:: Stated task ::
Copy out the data exactly, leaving the pictures behind.

:: Data listing ::
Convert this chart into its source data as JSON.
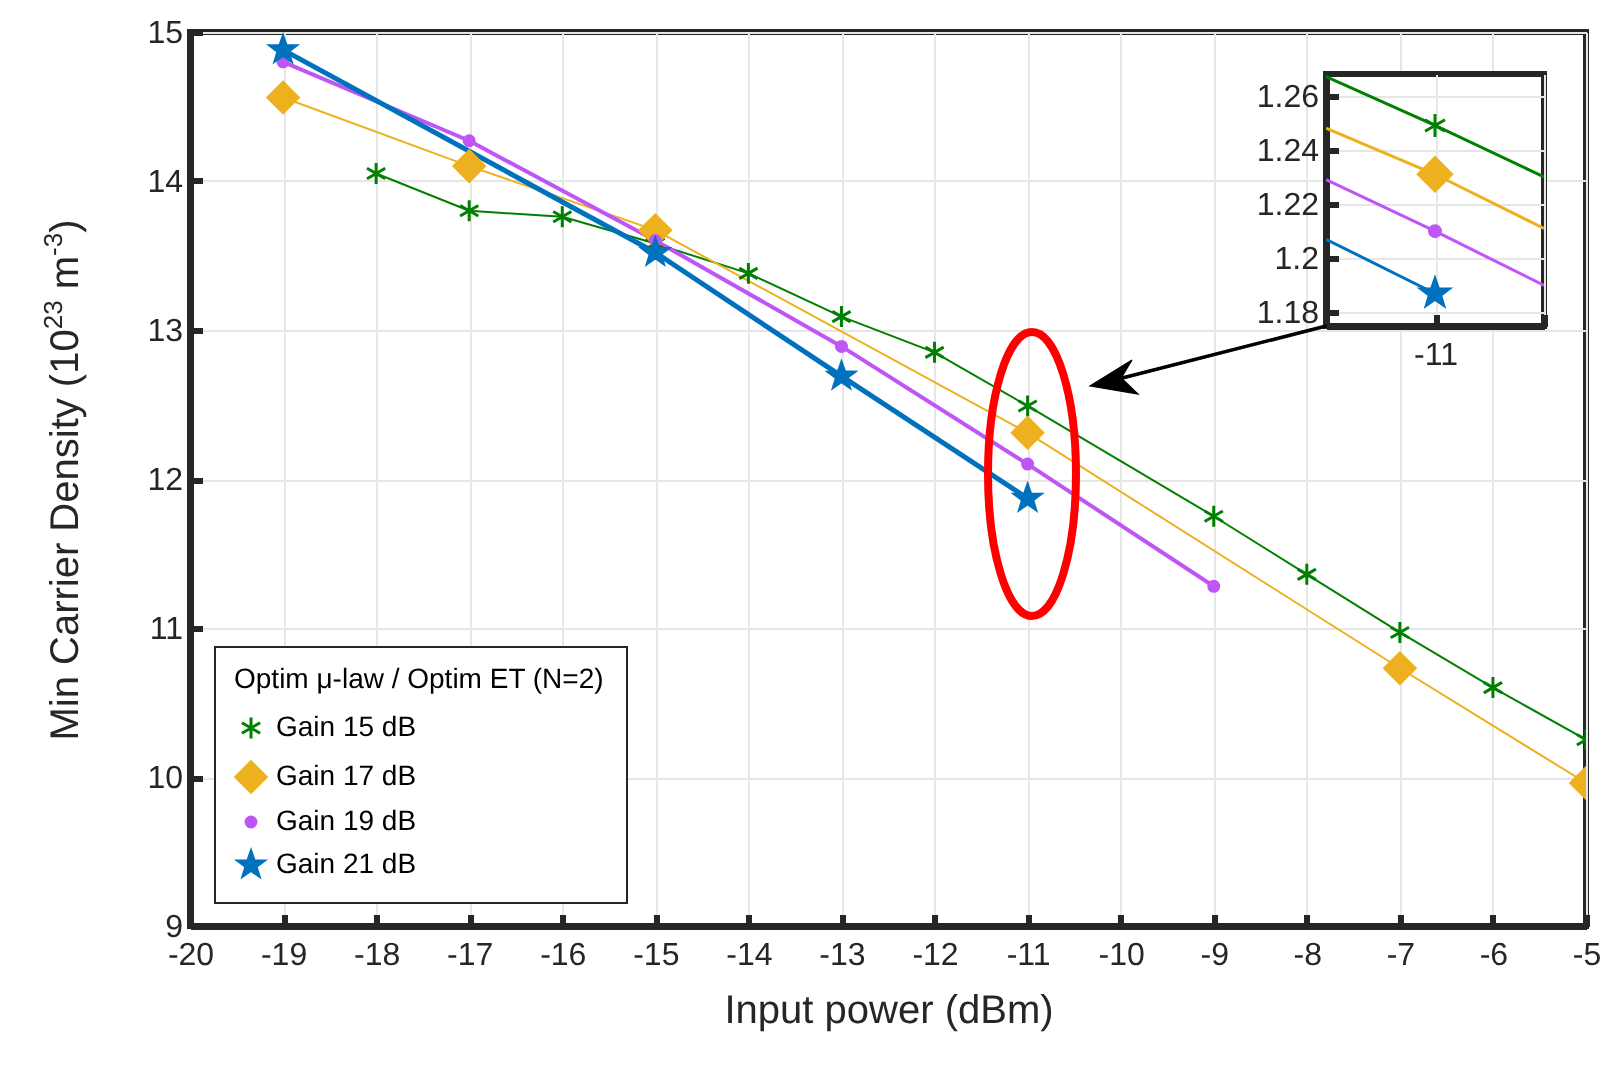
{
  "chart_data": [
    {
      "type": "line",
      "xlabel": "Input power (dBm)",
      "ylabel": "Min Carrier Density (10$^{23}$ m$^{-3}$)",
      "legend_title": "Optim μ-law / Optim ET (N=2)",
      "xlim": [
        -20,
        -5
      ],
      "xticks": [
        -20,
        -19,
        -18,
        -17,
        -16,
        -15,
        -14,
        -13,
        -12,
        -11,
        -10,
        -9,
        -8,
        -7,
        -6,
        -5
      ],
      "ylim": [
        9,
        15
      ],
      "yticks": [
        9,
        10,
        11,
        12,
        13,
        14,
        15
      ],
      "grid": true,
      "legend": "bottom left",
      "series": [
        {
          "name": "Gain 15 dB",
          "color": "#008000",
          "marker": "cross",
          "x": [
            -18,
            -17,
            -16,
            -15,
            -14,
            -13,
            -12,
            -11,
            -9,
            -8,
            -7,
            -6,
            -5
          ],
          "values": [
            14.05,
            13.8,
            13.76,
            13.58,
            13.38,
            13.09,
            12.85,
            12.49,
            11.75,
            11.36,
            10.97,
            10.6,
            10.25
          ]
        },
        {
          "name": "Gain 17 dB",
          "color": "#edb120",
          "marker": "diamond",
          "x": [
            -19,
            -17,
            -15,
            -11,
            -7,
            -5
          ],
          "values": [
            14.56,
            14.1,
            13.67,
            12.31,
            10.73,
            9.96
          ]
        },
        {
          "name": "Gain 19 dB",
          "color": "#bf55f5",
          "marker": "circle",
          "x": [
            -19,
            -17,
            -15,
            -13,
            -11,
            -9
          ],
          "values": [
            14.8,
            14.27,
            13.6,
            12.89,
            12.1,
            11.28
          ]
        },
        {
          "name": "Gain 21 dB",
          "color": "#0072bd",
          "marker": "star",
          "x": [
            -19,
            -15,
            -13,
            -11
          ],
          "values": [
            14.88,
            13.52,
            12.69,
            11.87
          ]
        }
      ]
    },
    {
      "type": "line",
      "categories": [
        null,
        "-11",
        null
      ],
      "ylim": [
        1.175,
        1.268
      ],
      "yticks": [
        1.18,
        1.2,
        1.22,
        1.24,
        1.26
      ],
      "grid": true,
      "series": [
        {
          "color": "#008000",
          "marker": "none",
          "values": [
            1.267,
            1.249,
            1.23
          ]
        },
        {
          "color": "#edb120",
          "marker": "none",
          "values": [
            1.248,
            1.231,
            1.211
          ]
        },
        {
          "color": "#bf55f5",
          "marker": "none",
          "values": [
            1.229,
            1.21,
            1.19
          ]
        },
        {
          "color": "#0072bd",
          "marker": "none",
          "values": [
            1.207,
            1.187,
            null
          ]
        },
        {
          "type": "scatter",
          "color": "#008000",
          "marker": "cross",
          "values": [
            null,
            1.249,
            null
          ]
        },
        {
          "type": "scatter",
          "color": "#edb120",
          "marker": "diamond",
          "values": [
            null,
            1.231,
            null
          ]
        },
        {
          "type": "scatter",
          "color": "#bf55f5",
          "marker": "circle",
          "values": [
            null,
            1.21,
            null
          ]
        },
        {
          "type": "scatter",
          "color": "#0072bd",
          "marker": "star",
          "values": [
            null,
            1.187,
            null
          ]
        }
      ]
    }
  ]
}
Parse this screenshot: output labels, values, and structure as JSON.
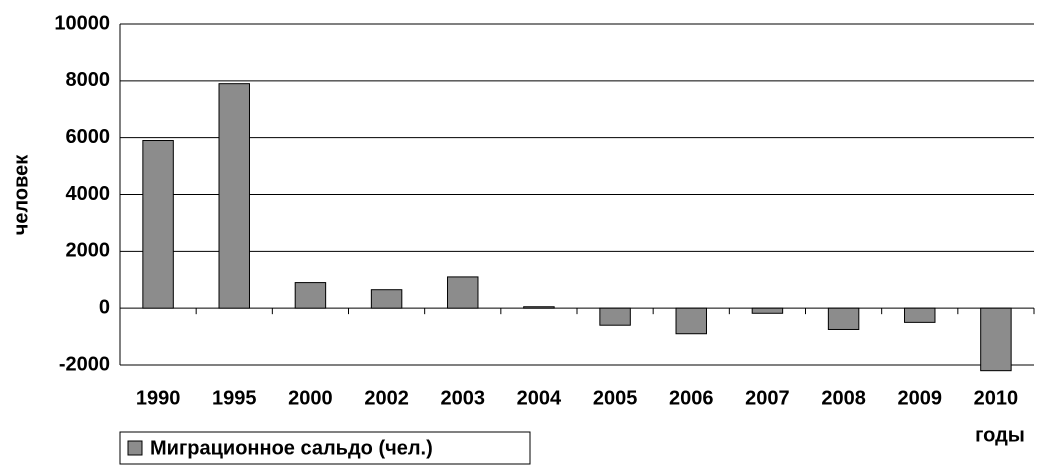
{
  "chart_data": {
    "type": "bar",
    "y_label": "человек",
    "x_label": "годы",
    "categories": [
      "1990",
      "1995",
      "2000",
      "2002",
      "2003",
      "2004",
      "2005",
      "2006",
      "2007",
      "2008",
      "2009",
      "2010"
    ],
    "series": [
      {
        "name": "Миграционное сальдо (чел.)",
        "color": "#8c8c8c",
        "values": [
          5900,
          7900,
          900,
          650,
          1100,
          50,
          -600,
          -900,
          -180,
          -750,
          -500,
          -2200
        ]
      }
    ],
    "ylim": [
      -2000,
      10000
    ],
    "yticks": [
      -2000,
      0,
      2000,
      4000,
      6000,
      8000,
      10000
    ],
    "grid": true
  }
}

:: The output ::
Convert this chart into its source data as JSON.
{
  "chart_data": [
    {
      "type": "line",
      "xlabel": "Input power (dBm)",
      "ylabel": "Min Carrier Density (10$^{23}$ m$^{-3}$)",
      "legend_title": "Optim μ-law / Optim ET (N=2)",
      "xlim": [
        -20,
        -5
      ],
      "xticks": [
        -20,
        -19,
        -18,
        -17,
        -16,
        -15,
        -14,
        -13,
        -12,
        -11,
        -10,
        -9,
        -8,
        -7,
        -6,
        -5
      ],
      "ylim": [
        9,
        15
      ],
      "yticks": [
        9,
        10,
        11,
        12,
        13,
        14,
        15
      ],
      "grid": true,
      "legend": "bottom left",
      "series": [
        {
          "name": "Gain 15 dB",
          "color": "#008000",
          "marker": "cross",
          "x": [
            -18,
            -17,
            -16,
            -15,
            -14,
            -13,
            -12,
            -11,
            -9,
            -8,
            -7,
            -6,
            -5
          ],
          "values": [
            14.05,
            13.8,
            13.76,
            13.58,
            13.38,
            13.09,
            12.85,
            12.49,
            11.75,
            11.36,
            10.97,
            10.6,
            10.25
          ]
        },
        {
          "name": "Gain 17 dB",
          "color": "#edb120",
          "marker": "diamond",
          "x": [
            -19,
            -17,
            -15,
            -11,
            -7,
            -5
          ],
          "values": [
            14.56,
            14.1,
            13.67,
            12.31,
            10.73,
            9.96
          ]
        },
        {
          "name": "Gain 19 dB",
          "color": "#bf55f5",
          "marker": "circle",
          "x": [
            -19,
            -17,
            -15,
            -13,
            -11,
            -9
          ],
          "values": [
            14.8,
            14.27,
            13.6,
            12.89,
            12.1,
            11.28
          ]
        },
        {
          "name": "Gain 21 dB",
          "color": "#0072bd",
          "marker": "star",
          "x": [
            -19,
            -15,
            -13,
            -11
          ],
          "values": [
            14.88,
            13.52,
            12.69,
            11.87
          ]
        }
      ]
    },
    {
      "type": "line",
      "categories": [
        null,
        "-11",
        null
      ],
      "ylim": [
        1.175,
        1.268
      ],
      "yticks": [
        1.18,
        1.2,
        1.22,
        1.24,
        1.26
      ],
      "grid": true,
      "series": [
        {
          "color": "#008000",
          "marker": "none",
          "values": [
            1.267,
            1.249,
            1.23
          ]
        },
        {
          "color": "#edb120",
          "marker": "none",
          "values": [
            1.248,
            1.231,
            1.211
          ]
        },
        {
          "color": "#bf55f5",
          "marker": "none",
          "values": [
            1.229,
            1.21,
            1.19
          ]
        },
        {
          "color": "#0072bd",
          "marker": "none",
          "values": [
            1.207,
            1.187,
            null
          ]
        },
        {
          "type": "scatter",
          "color": "#008000",
          "marker": "cross",
          "values": [
            null,
            1.249,
            null
          ]
        },
        {
          "type": "scatter",
          "color": "#edb120",
          "marker": "diamond",
          "values": [
            null,
            1.231,
            null
          ]
        },
        {
          "type": "scatter",
          "color": "#bf55f5",
          "marker": "circle",
          "values": [
            null,
            1.21,
            null
          ]
        },
        {
          "type": "scatter",
          "color": "#0072bd",
          "marker": "star",
          "values": [
            null,
            1.187,
            null
          ]
        }
      ]
    }
  ]
}
Parse this screenshot: output labels, values, and structure as JSON.
{
  "chart_data": {
    "type": "bar",
    "y_label": "человек",
    "x_label": "годы",
    "categories": [
      "1990",
      "1995",
      "2000",
      "2002",
      "2003",
      "2004",
      "2005",
      "2006",
      "2007",
      "2008",
      "2009",
      "2010"
    ],
    "series": [
      {
        "name": "Миграционное сальдо (чел.)",
        "color": "#8c8c8c",
        "values": [
          5900,
          7900,
          900,
          650,
          1100,
          50,
          -600,
          -900,
          -180,
          -750,
          -500,
          -2200
        ]
      }
    ],
    "ylim": [
      -2000,
      10000
    ],
    "yticks": [
      -2000,
      0,
      2000,
      4000,
      6000,
      8000,
      10000
    ],
    "grid": true
  }
}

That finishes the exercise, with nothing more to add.